» **Instructions to follow**
Separate out the lines that hold "xlabel".

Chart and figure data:
** Start **

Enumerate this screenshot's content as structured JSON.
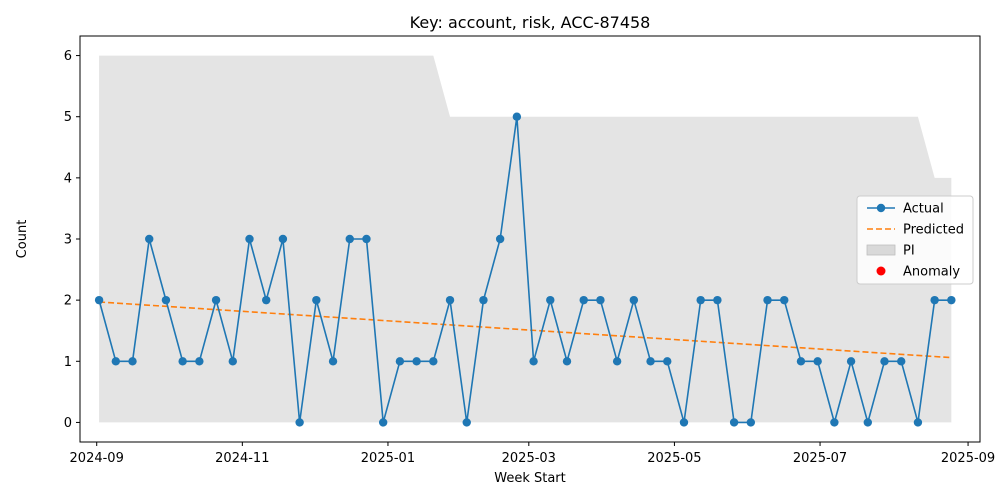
{
  "chart_data": {
    "type": "line",
    "title": "Key: account, risk, ACC-87458",
    "xlabel": "Week Start",
    "ylabel": "Count",
    "x_ticks": [
      "2024-09",
      "2024-11",
      "2025-01",
      "2025-03",
      "2025-05",
      "2025-07",
      "2025-09"
    ],
    "y_ticks": [
      0,
      1,
      2,
      3,
      4,
      5,
      6
    ],
    "ylim": [
      -0.32,
      6.32
    ],
    "xlim": [
      "2024-08-25",
      "2025-09-06"
    ],
    "grid": false,
    "legend_position": "center-right",
    "legend": [
      {
        "label": "Actual",
        "kind": "line-marker",
        "color": "#1f77b4"
      },
      {
        "label": "Predicted",
        "kind": "dashed-line",
        "color": "#ff7f0e"
      },
      {
        "label": "PI",
        "kind": "patch",
        "color": "#d9d9d9"
      },
      {
        "label": "Anomaly",
        "kind": "marker",
        "color": "#ff0000"
      }
    ],
    "series": [
      {
        "name": "Actual",
        "color": "#1f77b4",
        "x": [
          "2024-09-02",
          "2024-09-09",
          "2024-09-16",
          "2024-09-23",
          "2024-09-30",
          "2024-10-07",
          "2024-10-14",
          "2024-10-21",
          "2024-10-28",
          "2024-11-04",
          "2024-11-11",
          "2024-11-18",
          "2024-11-25",
          "2024-12-02",
          "2024-12-09",
          "2024-12-16",
          "2024-12-23",
          "2024-12-30",
          "2025-01-06",
          "2025-01-13",
          "2025-01-20",
          "2025-01-27",
          "2025-02-03",
          "2025-02-10",
          "2025-02-17",
          "2025-02-24",
          "2025-03-03",
          "2025-03-10",
          "2025-03-17",
          "2025-03-24",
          "2025-03-31",
          "2025-04-07",
          "2025-04-14",
          "2025-04-21",
          "2025-04-28",
          "2025-05-05",
          "2025-05-12",
          "2025-05-19",
          "2025-05-26",
          "2025-06-02",
          "2025-06-09",
          "2025-06-16",
          "2025-06-23",
          "2025-06-30",
          "2025-07-07",
          "2025-07-14",
          "2025-07-21",
          "2025-07-28",
          "2025-08-04",
          "2025-08-11",
          "2025-08-18",
          "2025-08-25"
        ],
        "values": [
          2,
          1,
          1,
          3,
          2,
          1,
          1,
          2,
          1,
          3,
          2,
          3,
          0,
          2,
          1,
          3,
          3,
          0,
          1,
          1,
          1,
          2,
          0,
          2,
          3,
          5,
          1,
          2,
          1,
          2,
          2,
          1,
          2,
          1,
          1,
          0,
          2,
          2,
          0,
          0,
          2,
          2,
          1,
          1,
          0,
          1,
          0,
          1,
          1,
          0,
          2,
          2
        ]
      },
      {
        "name": "Predicted",
        "color": "#ff7f0e",
        "x": [
          "2024-09-02",
          "2025-08-25"
        ],
        "values": [
          1.97,
          1.06
        ]
      }
    ],
    "pi_band": {
      "name": "PI",
      "color": "#d9d9d9",
      "x": [
        "2024-09-02",
        "2025-01-20",
        "2025-01-27",
        "2025-08-11",
        "2025-08-18",
        "2025-08-25"
      ],
      "upper": [
        6,
        6,
        5,
        5,
        4,
        4
      ],
      "lower": [
        0,
        0,
        0,
        0,
        0,
        0
      ]
    },
    "anomalies": []
  }
}
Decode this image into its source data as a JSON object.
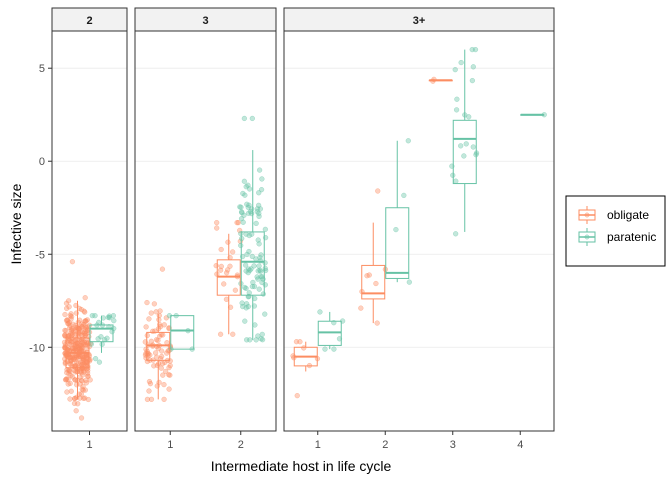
{
  "chart_data": {
    "type": "boxplot-jitter",
    "xlabel": "Intermediate host in life cycle",
    "ylabel": "Infective size",
    "ylim": [
      -14.5,
      7
    ],
    "yticks": [
      -10,
      -5,
      0,
      5
    ],
    "grid": true,
    "legend": {
      "position": "right",
      "entries": [
        {
          "name": "obligate",
          "color": "#FC8D62"
        },
        {
          "name": "paratenic",
          "color": "#66C2A5"
        }
      ]
    },
    "panels": [
      {
        "label": "2",
        "categories": [
          "1"
        ],
        "boxes": [
          {
            "category": "1",
            "group": "obligate",
            "q1": -11.1,
            "median": -10.3,
            "q3": -9.5,
            "lo": -12.8,
            "hi": -7.5,
            "n": 300,
            "pmin": -13.8,
            "pmax": -5.4
          },
          {
            "category": "1",
            "group": "paratenic",
            "q1": -9.7,
            "median": -9.0,
            "q3": -8.8,
            "lo": -10.3,
            "hi": -8.3,
            "n": 22,
            "pmin": -10.8,
            "pmax": -8.3
          }
        ]
      },
      {
        "label": "3",
        "categories": [
          "1",
          "2"
        ],
        "boxes": [
          {
            "category": "1",
            "group": "obligate",
            "q1": -10.7,
            "median": -9.9,
            "q3": -9.2,
            "lo": -12.8,
            "hi": -8.2,
            "n": 80,
            "pmin": -12.8,
            "pmax": -5.8
          },
          {
            "category": "1",
            "group": "paratenic",
            "q1": -10.1,
            "median": -9.1,
            "q3": -8.3,
            "lo": -10.1,
            "hi": -8.3,
            "n": 5,
            "pmin": -10.1,
            "pmax": -8.3
          },
          {
            "category": "2",
            "group": "obligate",
            "q1": -7.2,
            "median": -6.2,
            "q3": -5.3,
            "lo": -9.3,
            "hi": -3.9,
            "n": 25,
            "pmin": -9.3,
            "pmax": -3.3
          },
          {
            "category": "2",
            "group": "paratenic",
            "q1": -7.2,
            "median": -5.4,
            "q3": -3.8,
            "lo": -9.6,
            "hi": 0.6,
            "n": 100,
            "pmin": -9.6,
            "pmax": 2.3
          }
        ]
      },
      {
        "label": "3+",
        "categories": [
          "1",
          "2",
          "3",
          "4"
        ],
        "boxes": [
          {
            "category": "1",
            "group": "obligate",
            "q1": -11.0,
            "median": -10.5,
            "q3": -10.0,
            "lo": -11.3,
            "hi": -9.7,
            "n": 8,
            "pmin": -12.6,
            "pmax": -9.7
          },
          {
            "category": "1",
            "group": "paratenic",
            "q1": -9.9,
            "median": -9.2,
            "q3": -8.6,
            "lo": -10.1,
            "hi": -8.1,
            "n": 6,
            "pmin": -10.1,
            "pmax": -8.1
          },
          {
            "category": "2",
            "group": "obligate",
            "q1": -7.4,
            "median": -7.1,
            "q3": -5.6,
            "lo": -8.7,
            "hi": -3.3,
            "n": 8,
            "pmin": -8.7,
            "pmax": -1.6
          },
          {
            "category": "2",
            "group": "paratenic",
            "q1": -6.3,
            "median": -6.0,
            "q3": -2.5,
            "lo": -6.5,
            "hi": 1.1,
            "n": 4,
            "pmin": -6.5,
            "pmax": 1.1
          },
          {
            "category": "3",
            "group": "obligate",
            "q1": 4.35,
            "median": 4.35,
            "q3": 4.35,
            "lo": 4.35,
            "hi": 4.35,
            "n": 2,
            "pmin": 4.3,
            "pmax": 4.4
          },
          {
            "category": "3",
            "group": "paratenic",
            "q1": -1.2,
            "median": 1.2,
            "q3": 2.2,
            "lo": -3.8,
            "hi": 6.0,
            "n": 20,
            "pmin": -3.9,
            "pmax": 6.0
          },
          {
            "category": "4",
            "group": "paratenic",
            "q1": 2.5,
            "median": 2.5,
            "q3": 2.5,
            "lo": 2.5,
            "hi": 2.5,
            "n": 1,
            "pmin": 2.5,
            "pmax": 2.5
          }
        ]
      }
    ]
  }
}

** End **

» **Complete response**
    "xlabel": "Week Start",
    "xlabel": "Intermediate host in life cycle",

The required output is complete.